Request
The records underneath are to be repeated exactly, with the pictures left out.

Material for the task

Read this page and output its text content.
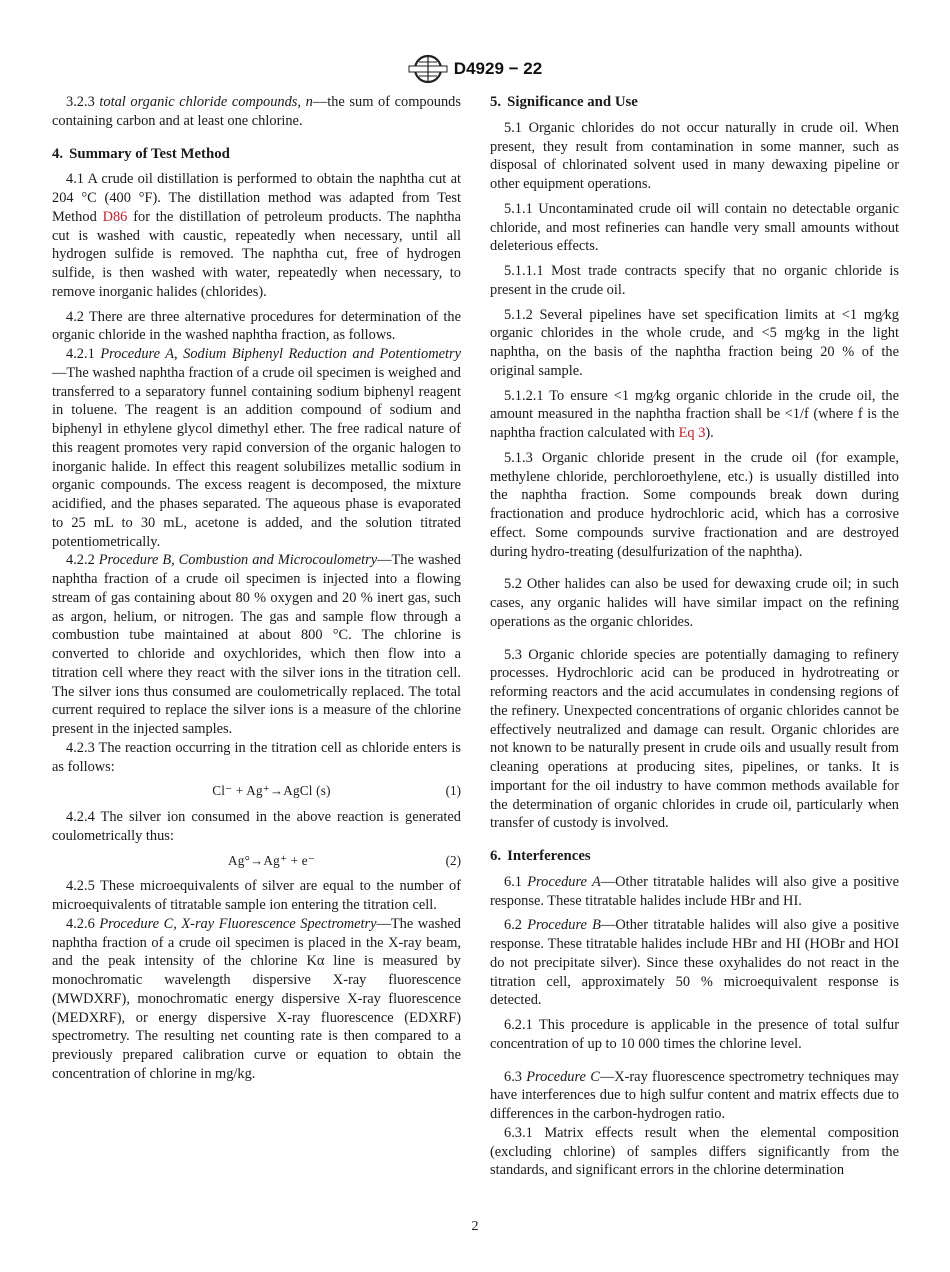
D4929 − 22

3.2.3 total organic chloride compounds, n—the sum of compounds containing carbon and at least one chlorine.

4. Summary of Test Method

4.1 A crude oil distillation is performed to obtain the naphtha cut at 204 °C (400 °F). The distillation method was adapted from Test Method D86 for the distillation of petroleum products. The naphtha cut is washed with caustic, repeatedly when necessary, until all hydrogen sulfide is removed. The naphtha cut, free of hydrogen sulfide, is then washed with water, repeatedly when necessary, to remove inorganic halides (chlorides).

4.2 There are three alternative procedures for determination of the organic chloride in the washed naphtha fraction, as follows.

4.2.1 Procedure A, Sodium Biphenyl Reduction and Potentiometry—The washed naphtha fraction of a crude oil specimen is weighed and transferred to a separatory funnel containing sodium biphenyl reagent in toluene. The reagent is an addition compound of sodium and biphenyl in ethylene glycol dimethyl ether. The free radical nature of this reagent promotes very rapid conversion of the organic halogen to inorganic halide. In effect this reagent solubilizes metallic sodium in organic compounds. The excess reagent is decomposed, the mixture acidified, and the phases separated. The aqueous phase is evaporated to 25 mL to 30 mL, acetone is added, and the solution titrated potentiometrically.

4.2.2 Procedure B, Combustion and Microcoulometry—The washed naphtha fraction of a crude oil specimen is injected into a flowing stream of gas containing about 80 % oxygen and 20 % inert gas, such as argon, helium, or nitrogen. The gas and sample flow through a combustion tube maintained at about 800 °C. The chlorine is converted to chloride and oxychlorides, which then flow into a titration cell where they react with the silver ions in the titration cell. The silver ions thus consumed are coulometrically replaced. The total current required to replace the silver ions is a measure of the chlorine present in the injected samples.

4.2.3 The reaction occurring in the titration cell as chloride enters is as follows:

Cl⁻ + Ag⁺→AgCl (s)	(1)

4.2.4 The silver ion consumed in the above reaction is generated coulometrically thus:

Ag°→Ag⁺ + e⁻	(2)

4.2.5 These microequivalents of silver are equal to the number of microequivalents of titratable sample ion entering the titration cell.

4.2.6 Procedure C, X-ray Fluorescence Spectrometry—The washed naphtha fraction of a crude oil specimen is placed in the X-ray beam, and the peak intensity of the chlorine Kα line is measured by monochromatic wavelength dispersive X-ray fluorescence (MWDXRF), monochromatic energy dispersive X-ray fluorescence (MEDXRF), or energy dispersive X-ray fluorescence (EDXRF) spectrometry. The resulting net counting rate is then compared to a previously prepared calibration curve or equation to obtain the concentration of chlorine in mg/kg.

5. Significance and Use

5.1 Organic chlorides do not occur naturally in crude oil. When present, they result from contamination in some manner, such as disposal of chlorinated solvent used in many dewaxing pipeline or other equipment operations.

5.1.1 Uncontaminated crude oil will contain no detectable organic chloride, and most refineries can handle very small amounts without deleterious effects.

5.1.1.1 Most trade contracts specify that no organic chloride is present in the crude oil.

5.1.2 Several pipelines have set specification limits at <1 mg⁄kg organic chlorides in the whole crude, and <5 mg⁄kg in the light naphtha, on the basis of the naphtha fraction being 20 % of the original sample.

5.1.2.1 To ensure <1 mg⁄kg organic chloride in the crude oil, the amount measured in the naphtha fraction shall be <1/f (where f is the naphtha fraction calculated with Eq 3).

5.1.3 Organic chloride present in the crude oil (for example, methylene chloride, perchloroethylene, etc.) is usually distilled into the naphtha fraction. Some compounds break down during fractionation and produce hydrochloric acid, which has a corrosive effect. Some compounds survive fractionation and are destroyed during hydro-treating (desulfurization of the naphtha).

5.2 Other halides can also be used for dewaxing crude oil; in such cases, any organic halides will have similar impact on the refining operations as the organic chlorides.

5.3 Organic chloride species are potentially damaging to refinery processes. Hydrochloric acid can be produced in hydrotreating or reforming reactors and the acid accumulates in condensing regions of the refinery. Unexpected concentrations of organic chlorides cannot be effectively neutralized and damage can result. Organic chlorides are not known to be naturally present in crude oils and usually result from cleaning operations at producing sites, pipelines, or tanks. It is important for the oil industry to have common methods available for the determination of organic chlorides in crude oil, particularly when transfer of custody is involved.

6. Interferences

6.1 Procedure A—Other titratable halides will also give a positive response. These titratable halides include HBr and HI.

6.2 Procedure B—Other titratable halides will also give a positive response. These titratable halides include HBr and HI (HOBr and HOI do not precipitate silver). Since these oxyhalides do not react in the titration cell, approximately 50 % microequivalent response is detected.

6.2.1 This procedure is applicable in the presence of total sulfur concentration of up to 10 000 times the chlorine level.

6.3 Procedure C—X-ray fluorescence spectrometry techniques may have interferences due to high sulfur content and matrix effects due to differences in the carbon-hydrogen ratio.

6.3.1 Matrix effects result when the elemental composition (excluding chlorine) of samples differs significantly from the standards, and significant errors in the chlorine determination

2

Solution for this task
Read this page and output its text content.
D4929 − 22

3.2.3 total organic chloride compounds, n—the sum of compounds containing carbon and at least one chlorine.

4. Summary of Test Method

4.1 A crude oil distillation is performed to obtain the naphtha cut at 204 °C (400 °F). The distillation method was adapted from Test Method D86 for the distillation of petroleum products. The naphtha cut is washed with caustic, repeatedly when necessary, until all hydrogen sulfide is removed. The naphtha cut, free of hydrogen sulfide, is then washed with water, repeatedly when necessary, to remove inorganic halides (chlorides).

4.2 There are three alternative procedures for determination of the organic chloride in the washed naphtha fraction, as follows.

4.2.1 Procedure A, Sodium Biphenyl Reduction and Potentiometry—The washed naphtha fraction of a crude oil specimen is weighed and transferred to a separatory funnel containing sodium biphenyl reagent in toluene. The reagent is an addition compound of sodium and biphenyl in ethylene glycol dimethyl ether. The free radical nature of this reagent promotes very rapid conversion of the organic halogen to inorganic halide. In effect this reagent solubilizes metallic sodium in organic compounds. The excess reagent is decomposed, the mixture acidified, and the phases separated. The aqueous phase is evaporated to 25 mL to 30 mL, acetone is added, and the solution titrated potentiometrically.

4.2.2 Procedure B, Combustion and Microcoulometry—The washed naphtha fraction of a crude oil specimen is injected into a flowing stream of gas containing about 80 % oxygen and 20 % inert gas, such as argon, helium, or nitrogen. The gas and sample flow through a combustion tube maintained at about 800 °C. The chlorine is converted to chloride and oxychlorides, which then flow into a titration cell where they react with the silver ions in the titration cell. The silver ions thus consumed are coulometrically replaced. The total current required to replace the silver ions is a measure of the chlorine present in the injected samples.

4.2.3 The reaction occurring in the titration cell as chloride enters is as follows:

Cl⁻ + Ag⁺→AgCl (s)	(1)

4.2.4 The silver ion consumed in the above reaction is generated coulometrically thus:

Ag°→Ag⁺ + e⁻	(2)

4.2.5 These microequivalents of silver are equal to the number of microequivalents of titratable sample ion entering the titration cell.

4.2.6 Procedure C, X-ray Fluorescence Spectrometry—The washed naphtha fraction of a crude oil specimen is placed in the X-ray beam, and the peak intensity of the chlorine Kα line is measured by monochromatic wavelength dispersive X-ray fluorescence (MWDXRF), monochromatic energy dispersive X-ray fluorescence (MEDXRF), or energy dispersive X-ray fluorescence (EDXRF) spectrometry. The resulting net counting rate is then compared to a previously prepared calibration curve or equation to obtain the concentration of chlorine in mg/kg.

5. Significance and Use

5.1 Organic chlorides do not occur naturally in crude oil. When present, they result from contamination in some manner, such as disposal of chlorinated solvent used in many dewaxing pipeline or other equipment operations.

5.1.1 Uncontaminated crude oil will contain no detectable organic chloride, and most refineries can handle very small amounts without deleterious effects.

5.1.1.1 Most trade contracts specify that no organic chloride is present in the crude oil.

5.1.2 Several pipelines have set specification limits at <1 mg⁄kg organic chlorides in the whole crude, and <5 mg⁄kg in the light naphtha, on the basis of the naphtha fraction being 20 % of the original sample.

5.1.2.1 To ensure <1 mg⁄kg organic chloride in the crude oil, the amount measured in the naphtha fraction shall be <1/f (where f is the naphtha fraction calculated with Eq 3).

5.1.3 Organic chloride present in the crude oil (for example, methylene chloride, perchloroethylene, etc.) is usually distilled into the naphtha fraction. Some compounds break down during fractionation and produce hydrochloric acid, which has a corrosive effect. Some compounds survive fractionation and are destroyed during hydro-treating (desulfurization of the naphtha).

5.2 Other halides can also be used for dewaxing crude oil; in such cases, any organic halides will have similar impact on the refining operations as the organic chlorides.

5.3 Organic chloride species are potentially damaging to refinery processes. Hydrochloric acid can be produced in hydrotreating or reforming reactors and the acid accumulates in condensing regions of the refinery. Unexpected concentrations of organic chlorides cannot be effectively neutralized and damage can result. Organic chlorides are not known to be naturally present in crude oils and usually result from cleaning operations at producing sites, pipelines, or tanks. It is important for the oil industry to have common methods available for the determination of organic chlorides in crude oil, particularly when transfer of custody is involved.

6. Interferences

6.1 Procedure A—Other titratable halides will also give a positive response. These titratable halides include HBr and HI.

6.2 Procedure B—Other titratable halides will also give a positive response. These titratable halides include HBr and HI (HOBr and HOI do not precipitate silver). Since these oxyhalides do not react in the titration cell, approximately 50 % microequivalent response is detected.

6.2.1 This procedure is applicable in the presence of total sulfur concentration of up to 10 000 times the chlorine level.

6.3 Procedure C—X-ray fluorescence spectrometry techniques may have interferences due to high sulfur content and matrix effects due to differences in the carbon-hydrogen ratio.

6.3.1 Matrix effects result when the elemental composition (excluding chlorine) of samples differs significantly from the standards, and significant errors in the chlorine determination

2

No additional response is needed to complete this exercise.